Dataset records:
———
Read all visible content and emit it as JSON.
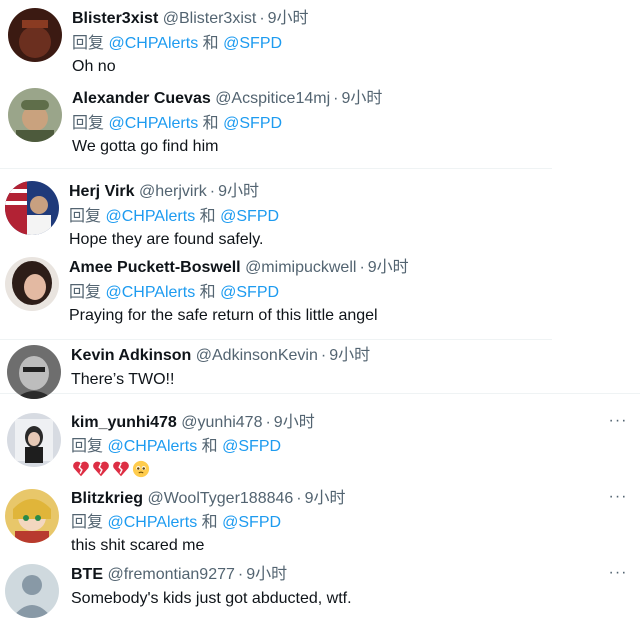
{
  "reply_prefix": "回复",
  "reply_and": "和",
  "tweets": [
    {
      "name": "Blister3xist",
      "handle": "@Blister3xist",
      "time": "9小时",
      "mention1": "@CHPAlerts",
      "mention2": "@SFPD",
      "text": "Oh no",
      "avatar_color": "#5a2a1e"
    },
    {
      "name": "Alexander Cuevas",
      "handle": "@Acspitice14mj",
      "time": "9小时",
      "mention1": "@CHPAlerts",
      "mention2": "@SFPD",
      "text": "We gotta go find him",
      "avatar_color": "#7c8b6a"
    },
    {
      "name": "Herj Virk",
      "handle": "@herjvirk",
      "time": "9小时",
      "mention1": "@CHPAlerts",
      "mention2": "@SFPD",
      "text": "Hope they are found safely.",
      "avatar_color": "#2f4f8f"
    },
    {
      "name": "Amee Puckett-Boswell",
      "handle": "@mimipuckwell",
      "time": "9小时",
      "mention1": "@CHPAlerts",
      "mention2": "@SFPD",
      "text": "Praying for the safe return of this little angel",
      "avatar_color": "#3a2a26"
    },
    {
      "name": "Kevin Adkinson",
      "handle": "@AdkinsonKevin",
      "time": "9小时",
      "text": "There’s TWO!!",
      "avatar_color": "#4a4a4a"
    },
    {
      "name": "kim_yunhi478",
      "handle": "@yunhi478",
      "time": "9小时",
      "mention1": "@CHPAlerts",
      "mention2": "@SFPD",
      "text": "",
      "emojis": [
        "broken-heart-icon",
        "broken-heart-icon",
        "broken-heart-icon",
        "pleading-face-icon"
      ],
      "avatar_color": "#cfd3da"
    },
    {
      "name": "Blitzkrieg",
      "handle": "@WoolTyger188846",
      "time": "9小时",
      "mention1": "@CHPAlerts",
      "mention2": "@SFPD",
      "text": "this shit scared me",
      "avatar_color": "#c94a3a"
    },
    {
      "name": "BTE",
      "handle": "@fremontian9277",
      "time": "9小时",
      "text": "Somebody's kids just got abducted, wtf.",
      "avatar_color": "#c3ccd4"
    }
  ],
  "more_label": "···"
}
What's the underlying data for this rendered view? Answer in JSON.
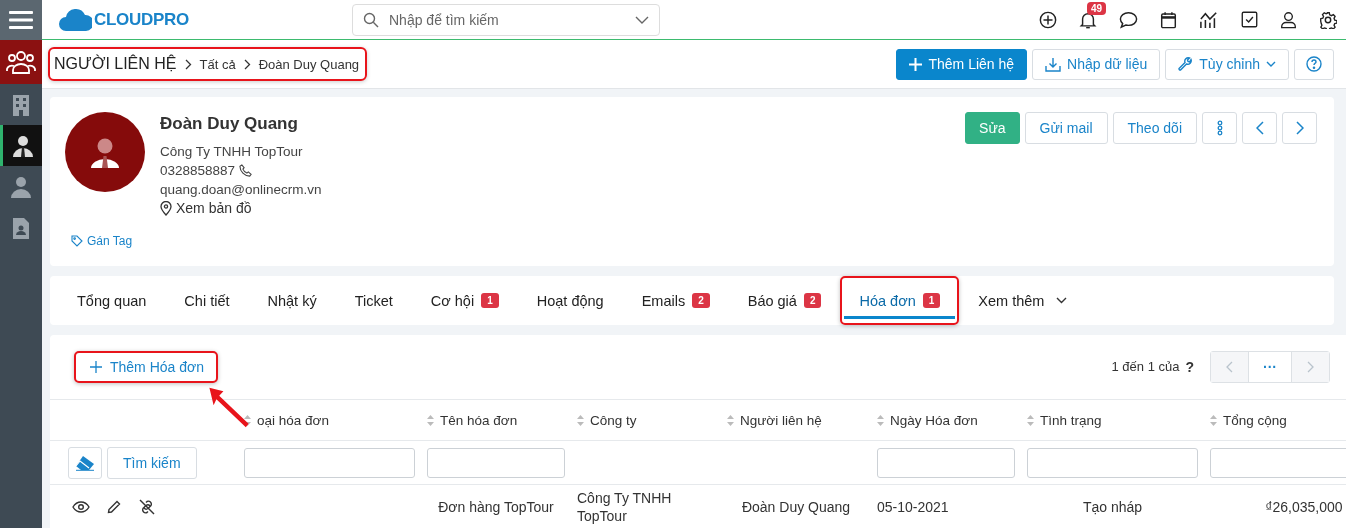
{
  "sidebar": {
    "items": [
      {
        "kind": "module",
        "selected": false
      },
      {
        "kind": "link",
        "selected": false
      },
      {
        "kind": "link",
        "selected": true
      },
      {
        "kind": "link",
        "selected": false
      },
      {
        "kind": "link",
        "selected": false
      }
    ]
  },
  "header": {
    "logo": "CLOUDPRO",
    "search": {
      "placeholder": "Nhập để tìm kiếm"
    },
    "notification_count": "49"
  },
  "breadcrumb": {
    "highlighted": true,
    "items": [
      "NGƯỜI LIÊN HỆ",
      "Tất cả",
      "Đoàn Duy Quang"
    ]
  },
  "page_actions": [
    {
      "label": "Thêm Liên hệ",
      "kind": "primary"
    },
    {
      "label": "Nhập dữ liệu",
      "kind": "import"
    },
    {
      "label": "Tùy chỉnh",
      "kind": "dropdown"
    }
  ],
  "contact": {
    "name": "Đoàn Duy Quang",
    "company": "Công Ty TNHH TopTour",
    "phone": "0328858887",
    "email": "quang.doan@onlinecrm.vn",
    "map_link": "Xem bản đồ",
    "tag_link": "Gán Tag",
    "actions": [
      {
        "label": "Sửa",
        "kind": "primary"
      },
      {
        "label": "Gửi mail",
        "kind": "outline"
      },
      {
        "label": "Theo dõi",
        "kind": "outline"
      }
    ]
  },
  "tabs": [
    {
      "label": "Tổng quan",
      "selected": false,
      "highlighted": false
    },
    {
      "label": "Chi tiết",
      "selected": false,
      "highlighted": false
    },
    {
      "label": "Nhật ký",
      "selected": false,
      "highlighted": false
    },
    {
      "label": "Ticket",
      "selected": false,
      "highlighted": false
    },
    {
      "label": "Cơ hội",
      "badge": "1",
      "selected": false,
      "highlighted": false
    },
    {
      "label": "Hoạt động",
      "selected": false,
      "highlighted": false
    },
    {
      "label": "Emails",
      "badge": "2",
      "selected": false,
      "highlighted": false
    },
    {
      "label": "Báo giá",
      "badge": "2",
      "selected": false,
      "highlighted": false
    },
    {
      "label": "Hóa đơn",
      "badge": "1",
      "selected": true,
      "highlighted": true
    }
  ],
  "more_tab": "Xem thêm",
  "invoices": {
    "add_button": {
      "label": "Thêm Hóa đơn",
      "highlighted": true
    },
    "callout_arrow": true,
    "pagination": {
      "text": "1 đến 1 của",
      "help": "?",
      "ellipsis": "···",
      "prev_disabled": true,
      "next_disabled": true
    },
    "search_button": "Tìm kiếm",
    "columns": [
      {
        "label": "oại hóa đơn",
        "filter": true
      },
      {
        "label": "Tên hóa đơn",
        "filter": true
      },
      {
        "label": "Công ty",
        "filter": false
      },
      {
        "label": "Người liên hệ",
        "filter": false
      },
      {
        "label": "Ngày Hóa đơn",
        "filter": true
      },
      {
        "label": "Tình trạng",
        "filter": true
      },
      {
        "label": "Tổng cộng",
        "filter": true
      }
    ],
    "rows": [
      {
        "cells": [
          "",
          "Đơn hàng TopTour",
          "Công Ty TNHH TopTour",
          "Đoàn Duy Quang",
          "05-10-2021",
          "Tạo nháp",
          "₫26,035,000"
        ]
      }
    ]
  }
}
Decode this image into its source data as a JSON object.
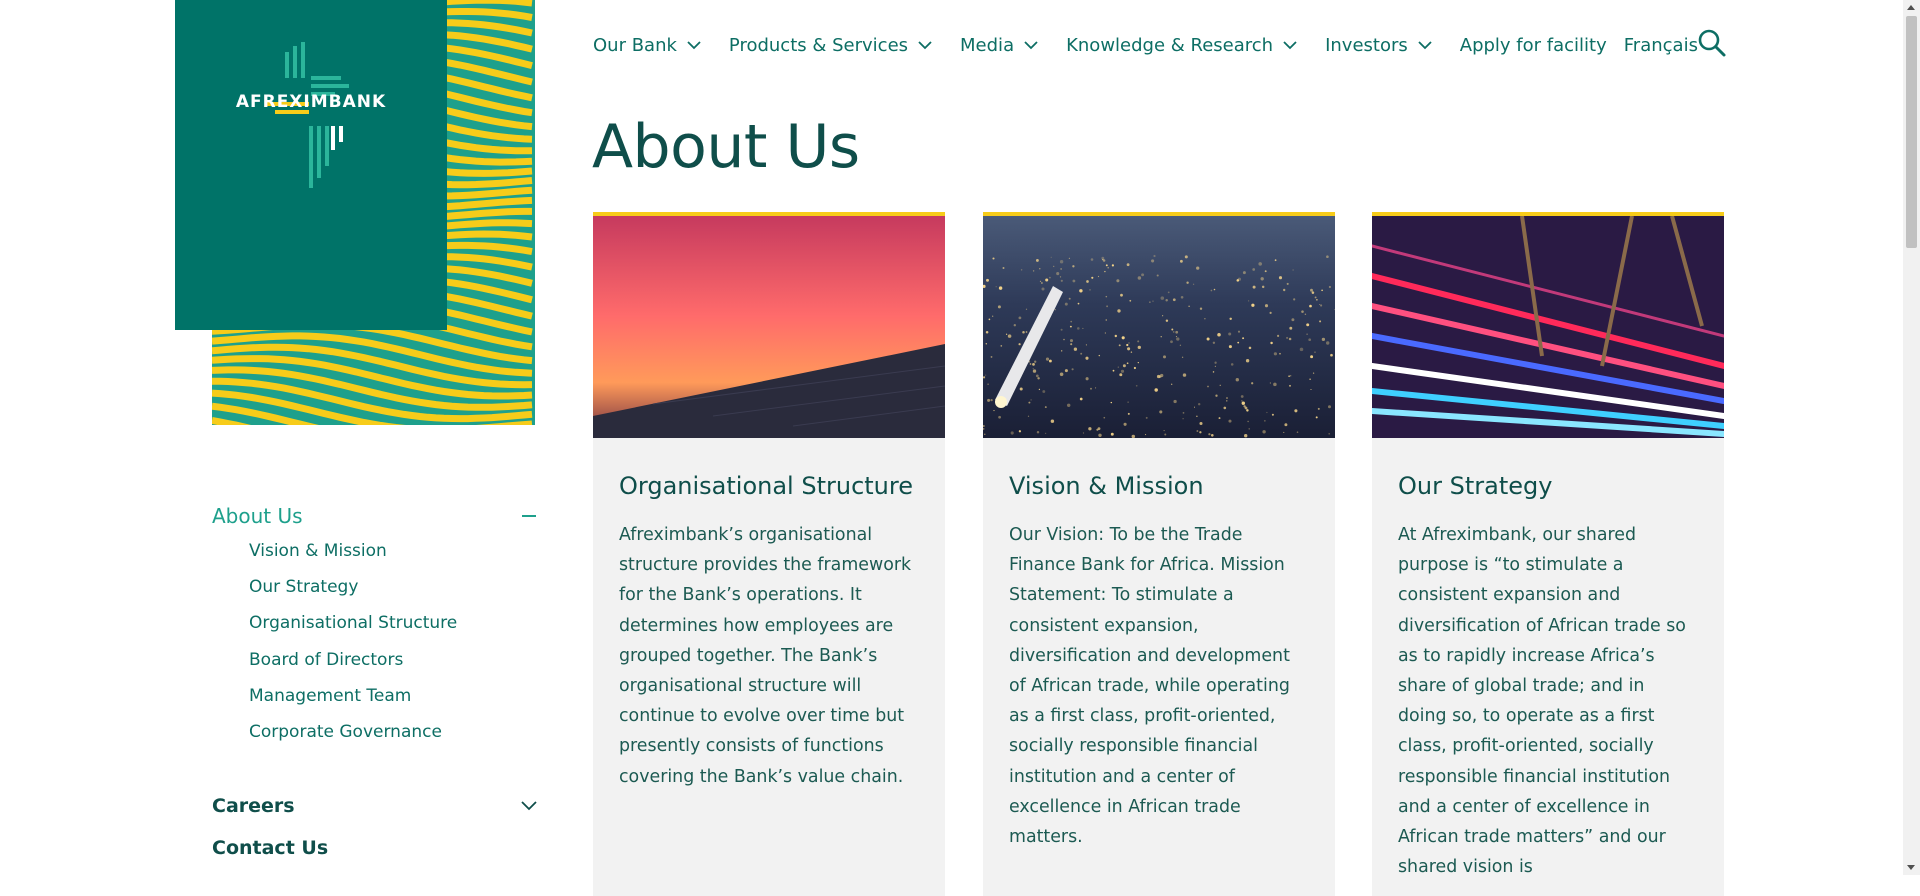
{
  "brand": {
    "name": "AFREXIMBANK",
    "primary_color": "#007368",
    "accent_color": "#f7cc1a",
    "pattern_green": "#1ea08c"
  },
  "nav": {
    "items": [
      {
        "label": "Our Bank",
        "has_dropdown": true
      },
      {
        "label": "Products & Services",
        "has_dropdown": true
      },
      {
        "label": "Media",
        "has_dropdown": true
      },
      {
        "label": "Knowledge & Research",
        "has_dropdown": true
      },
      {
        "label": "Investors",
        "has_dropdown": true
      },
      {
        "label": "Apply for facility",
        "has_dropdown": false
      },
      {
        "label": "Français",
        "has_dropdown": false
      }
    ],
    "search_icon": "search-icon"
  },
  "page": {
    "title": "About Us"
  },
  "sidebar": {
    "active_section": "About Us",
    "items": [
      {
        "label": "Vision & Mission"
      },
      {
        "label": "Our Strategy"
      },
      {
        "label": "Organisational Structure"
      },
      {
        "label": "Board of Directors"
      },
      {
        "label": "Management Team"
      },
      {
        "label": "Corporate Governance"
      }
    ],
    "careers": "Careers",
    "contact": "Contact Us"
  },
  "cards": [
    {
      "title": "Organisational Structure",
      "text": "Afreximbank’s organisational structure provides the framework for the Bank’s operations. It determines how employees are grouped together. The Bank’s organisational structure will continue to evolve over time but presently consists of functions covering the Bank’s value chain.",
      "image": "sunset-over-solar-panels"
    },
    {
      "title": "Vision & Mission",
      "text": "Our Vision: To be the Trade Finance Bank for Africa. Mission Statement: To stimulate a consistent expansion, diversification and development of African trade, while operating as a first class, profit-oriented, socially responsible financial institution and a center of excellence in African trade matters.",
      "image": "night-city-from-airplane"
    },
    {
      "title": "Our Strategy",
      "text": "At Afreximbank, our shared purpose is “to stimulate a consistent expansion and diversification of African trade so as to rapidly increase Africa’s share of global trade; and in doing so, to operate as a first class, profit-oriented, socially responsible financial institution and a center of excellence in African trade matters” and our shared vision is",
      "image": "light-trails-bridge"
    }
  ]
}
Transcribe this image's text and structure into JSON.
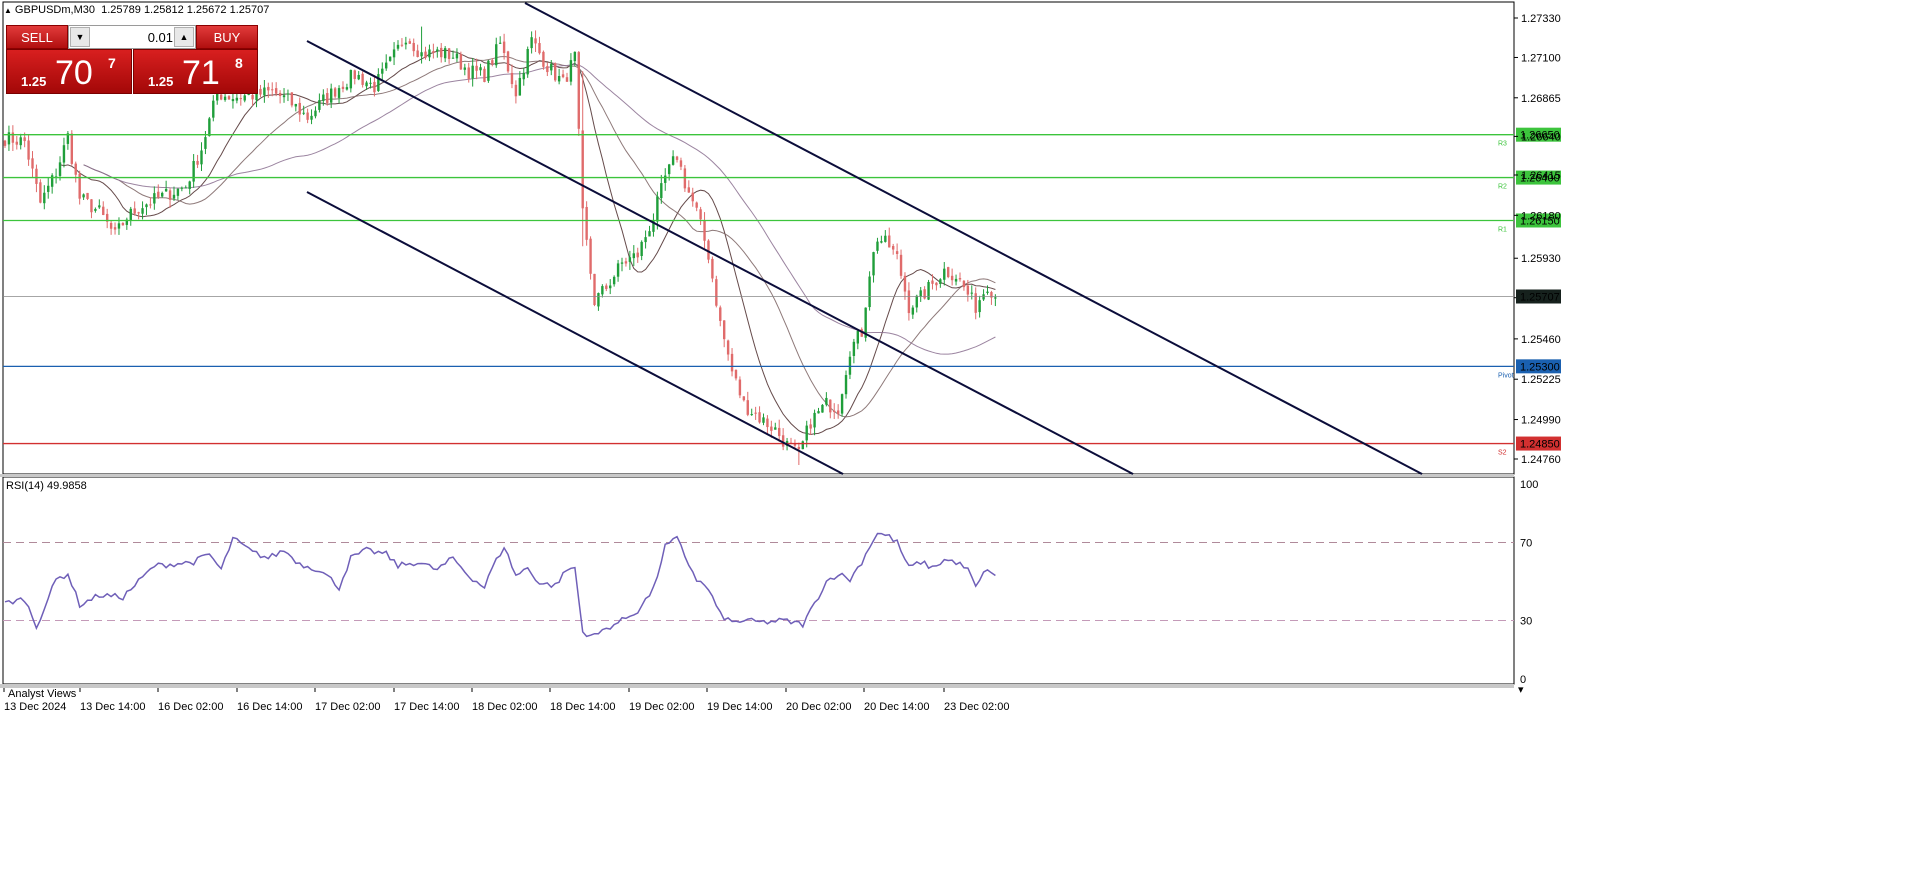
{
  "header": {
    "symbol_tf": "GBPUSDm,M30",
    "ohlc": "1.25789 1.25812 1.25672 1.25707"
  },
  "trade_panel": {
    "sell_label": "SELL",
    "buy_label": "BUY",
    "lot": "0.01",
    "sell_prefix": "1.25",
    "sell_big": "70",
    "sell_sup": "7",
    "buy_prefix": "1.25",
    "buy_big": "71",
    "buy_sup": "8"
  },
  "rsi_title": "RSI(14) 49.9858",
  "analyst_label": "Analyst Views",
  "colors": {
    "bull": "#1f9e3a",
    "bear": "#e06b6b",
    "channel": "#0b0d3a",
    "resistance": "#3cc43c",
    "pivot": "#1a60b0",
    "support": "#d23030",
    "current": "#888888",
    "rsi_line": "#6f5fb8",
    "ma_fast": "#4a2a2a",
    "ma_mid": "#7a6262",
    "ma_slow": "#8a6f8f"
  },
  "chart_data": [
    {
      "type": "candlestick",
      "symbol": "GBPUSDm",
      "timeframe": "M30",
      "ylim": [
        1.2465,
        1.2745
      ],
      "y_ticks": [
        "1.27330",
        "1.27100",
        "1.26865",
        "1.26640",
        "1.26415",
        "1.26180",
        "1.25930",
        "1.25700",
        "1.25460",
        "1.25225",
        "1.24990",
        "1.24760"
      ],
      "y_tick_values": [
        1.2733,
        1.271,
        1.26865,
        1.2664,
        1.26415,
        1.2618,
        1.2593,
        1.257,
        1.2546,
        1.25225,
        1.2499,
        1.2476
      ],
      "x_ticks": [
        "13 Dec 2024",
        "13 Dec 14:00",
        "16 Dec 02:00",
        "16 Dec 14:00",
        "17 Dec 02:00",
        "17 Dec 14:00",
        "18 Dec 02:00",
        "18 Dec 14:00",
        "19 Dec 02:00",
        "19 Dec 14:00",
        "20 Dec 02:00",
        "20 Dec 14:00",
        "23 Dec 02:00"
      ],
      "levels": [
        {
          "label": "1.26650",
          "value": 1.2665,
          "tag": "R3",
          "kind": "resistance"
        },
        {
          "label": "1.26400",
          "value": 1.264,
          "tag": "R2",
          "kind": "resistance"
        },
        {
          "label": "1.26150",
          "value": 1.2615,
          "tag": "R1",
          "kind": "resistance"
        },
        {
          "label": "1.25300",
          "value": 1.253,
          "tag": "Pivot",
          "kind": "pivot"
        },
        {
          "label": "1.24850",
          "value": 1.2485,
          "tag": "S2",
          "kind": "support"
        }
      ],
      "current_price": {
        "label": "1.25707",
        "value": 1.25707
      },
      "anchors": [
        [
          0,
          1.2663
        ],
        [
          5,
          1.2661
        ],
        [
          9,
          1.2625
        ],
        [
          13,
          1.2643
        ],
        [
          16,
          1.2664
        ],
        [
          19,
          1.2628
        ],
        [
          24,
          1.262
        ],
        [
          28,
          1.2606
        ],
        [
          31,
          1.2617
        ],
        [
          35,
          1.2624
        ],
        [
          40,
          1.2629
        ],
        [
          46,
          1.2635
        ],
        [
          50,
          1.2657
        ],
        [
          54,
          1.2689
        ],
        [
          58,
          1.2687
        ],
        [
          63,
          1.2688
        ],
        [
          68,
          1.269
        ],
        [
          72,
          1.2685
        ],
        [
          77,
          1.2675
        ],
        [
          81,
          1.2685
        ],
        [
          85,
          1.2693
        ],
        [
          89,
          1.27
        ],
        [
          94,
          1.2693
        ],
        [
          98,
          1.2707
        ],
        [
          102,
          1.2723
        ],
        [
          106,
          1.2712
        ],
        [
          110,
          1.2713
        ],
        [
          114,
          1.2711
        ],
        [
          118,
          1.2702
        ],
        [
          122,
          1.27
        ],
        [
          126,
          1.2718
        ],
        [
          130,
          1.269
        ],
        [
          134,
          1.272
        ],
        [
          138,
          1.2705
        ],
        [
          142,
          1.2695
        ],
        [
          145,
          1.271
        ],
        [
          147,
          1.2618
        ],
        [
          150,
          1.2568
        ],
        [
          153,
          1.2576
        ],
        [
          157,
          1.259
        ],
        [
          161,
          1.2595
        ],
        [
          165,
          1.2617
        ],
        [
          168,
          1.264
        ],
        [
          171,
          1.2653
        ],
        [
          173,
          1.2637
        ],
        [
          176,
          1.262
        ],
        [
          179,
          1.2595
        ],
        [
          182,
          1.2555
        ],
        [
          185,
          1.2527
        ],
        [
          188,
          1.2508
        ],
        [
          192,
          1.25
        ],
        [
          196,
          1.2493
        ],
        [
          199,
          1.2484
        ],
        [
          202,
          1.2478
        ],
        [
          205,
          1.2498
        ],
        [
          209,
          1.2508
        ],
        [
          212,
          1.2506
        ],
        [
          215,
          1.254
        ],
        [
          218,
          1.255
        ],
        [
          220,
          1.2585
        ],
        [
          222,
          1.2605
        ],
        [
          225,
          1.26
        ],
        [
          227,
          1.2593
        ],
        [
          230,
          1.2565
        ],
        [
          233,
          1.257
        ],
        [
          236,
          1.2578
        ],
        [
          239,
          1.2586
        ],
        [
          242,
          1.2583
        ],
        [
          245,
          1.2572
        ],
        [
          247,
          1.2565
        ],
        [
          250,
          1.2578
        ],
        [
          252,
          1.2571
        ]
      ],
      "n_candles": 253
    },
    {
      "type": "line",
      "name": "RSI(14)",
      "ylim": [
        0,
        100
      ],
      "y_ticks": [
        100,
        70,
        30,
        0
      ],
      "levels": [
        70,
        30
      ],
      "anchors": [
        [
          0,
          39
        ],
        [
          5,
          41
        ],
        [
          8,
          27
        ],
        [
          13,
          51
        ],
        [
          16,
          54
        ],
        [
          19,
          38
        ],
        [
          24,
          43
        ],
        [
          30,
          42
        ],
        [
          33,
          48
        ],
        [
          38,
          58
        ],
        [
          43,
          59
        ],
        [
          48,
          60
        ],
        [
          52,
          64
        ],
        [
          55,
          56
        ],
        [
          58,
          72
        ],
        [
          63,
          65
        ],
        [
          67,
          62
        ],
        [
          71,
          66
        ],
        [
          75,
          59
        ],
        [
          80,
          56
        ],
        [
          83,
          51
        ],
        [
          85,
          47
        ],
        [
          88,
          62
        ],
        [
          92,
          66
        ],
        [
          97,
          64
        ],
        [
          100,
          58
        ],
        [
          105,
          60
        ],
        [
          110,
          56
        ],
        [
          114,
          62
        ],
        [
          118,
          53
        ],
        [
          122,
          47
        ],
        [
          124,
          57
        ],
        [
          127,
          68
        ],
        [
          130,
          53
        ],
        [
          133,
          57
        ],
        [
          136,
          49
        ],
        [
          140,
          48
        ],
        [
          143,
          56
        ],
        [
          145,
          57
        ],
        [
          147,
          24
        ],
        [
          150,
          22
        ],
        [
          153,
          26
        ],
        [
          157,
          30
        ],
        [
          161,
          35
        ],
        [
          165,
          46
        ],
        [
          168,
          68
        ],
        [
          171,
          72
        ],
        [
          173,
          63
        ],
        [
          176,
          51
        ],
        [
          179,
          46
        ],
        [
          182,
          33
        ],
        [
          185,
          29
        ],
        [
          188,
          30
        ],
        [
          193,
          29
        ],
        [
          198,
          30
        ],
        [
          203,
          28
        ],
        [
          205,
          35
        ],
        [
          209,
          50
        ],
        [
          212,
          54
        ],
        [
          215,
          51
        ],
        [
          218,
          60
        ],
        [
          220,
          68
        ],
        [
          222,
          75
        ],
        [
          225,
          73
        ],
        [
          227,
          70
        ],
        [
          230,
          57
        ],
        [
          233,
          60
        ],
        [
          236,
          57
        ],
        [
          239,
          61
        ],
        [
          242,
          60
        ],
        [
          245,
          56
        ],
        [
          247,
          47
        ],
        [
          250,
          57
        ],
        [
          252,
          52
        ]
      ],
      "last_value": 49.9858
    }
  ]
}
———
### Requirements
Your answer should be a single number: the count of lines in the data that include the word "Đoàn".

### Solution
3